Problem statement: Show only lines that include "Marmoset".
+-------+
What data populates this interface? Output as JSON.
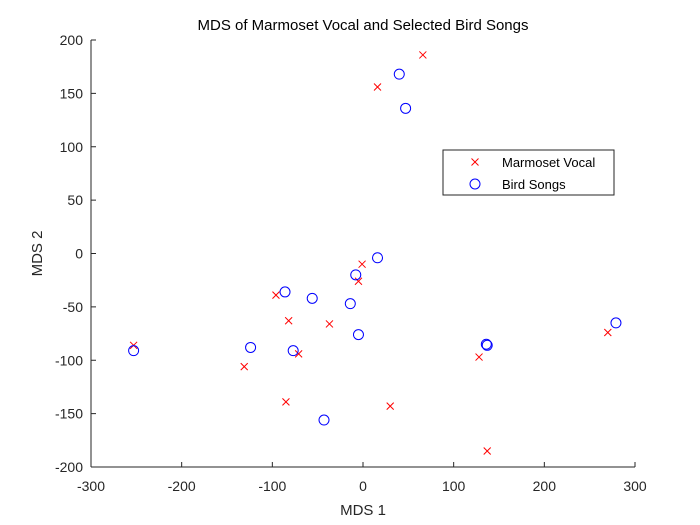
{
  "chart_data": {
    "type": "scatter",
    "title": "MDS of Marmoset Vocal and Selected Bird Songs",
    "xlabel": "MDS 1",
    "ylabel": "MDS 2",
    "xlim": [
      -300,
      300
    ],
    "ylim": [
      -200,
      200
    ],
    "xticks": [
      "-300",
      "-200",
      "-100",
      "0",
      "100",
      "200",
      "300"
    ],
    "yticks": [
      "200",
      "150",
      "100",
      "50",
      "0",
      "-50",
      "-100",
      "-150",
      "-200"
    ],
    "grid": false,
    "legend_position": "upper-right",
    "series": [
      {
        "name": "Marmoset Vocal",
        "marker": "x",
        "color": "#ff0000",
        "points": [
          [
            66,
            186
          ],
          [
            16,
            156
          ],
          [
            -1,
            -10
          ],
          [
            -5,
            -26
          ],
          [
            -96,
            -39
          ],
          [
            -82,
            -63
          ],
          [
            -37,
            -66
          ],
          [
            -71,
            -94
          ],
          [
            -253,
            -86
          ],
          [
            -131,
            -106
          ],
          [
            -85,
            -139
          ],
          [
            30,
            -143
          ],
          [
            128,
            -97
          ],
          [
            270,
            -74
          ],
          [
            137,
            -185
          ]
        ]
      },
      {
        "name": "Bird Songs",
        "marker": "o",
        "color": "#0000ff",
        "points": [
          [
            40,
            168
          ],
          [
            47,
            136
          ],
          [
            16,
            -4
          ],
          [
            -8,
            -20
          ],
          [
            -86,
            -36
          ],
          [
            -56,
            -42
          ],
          [
            -14,
            -47
          ],
          [
            -5,
            -76
          ],
          [
            -253,
            -91
          ],
          [
            -124,
            -88
          ],
          [
            -77,
            -91
          ],
          [
            -43,
            -156
          ],
          [
            136,
            -85
          ],
          [
            137,
            -86
          ],
          [
            279,
            -65
          ]
        ]
      }
    ]
  }
}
+-------+
Written response:
    "title": "MDS of Marmoset Vocal and Selected Bird Songs",
        "name": "Marmoset Vocal",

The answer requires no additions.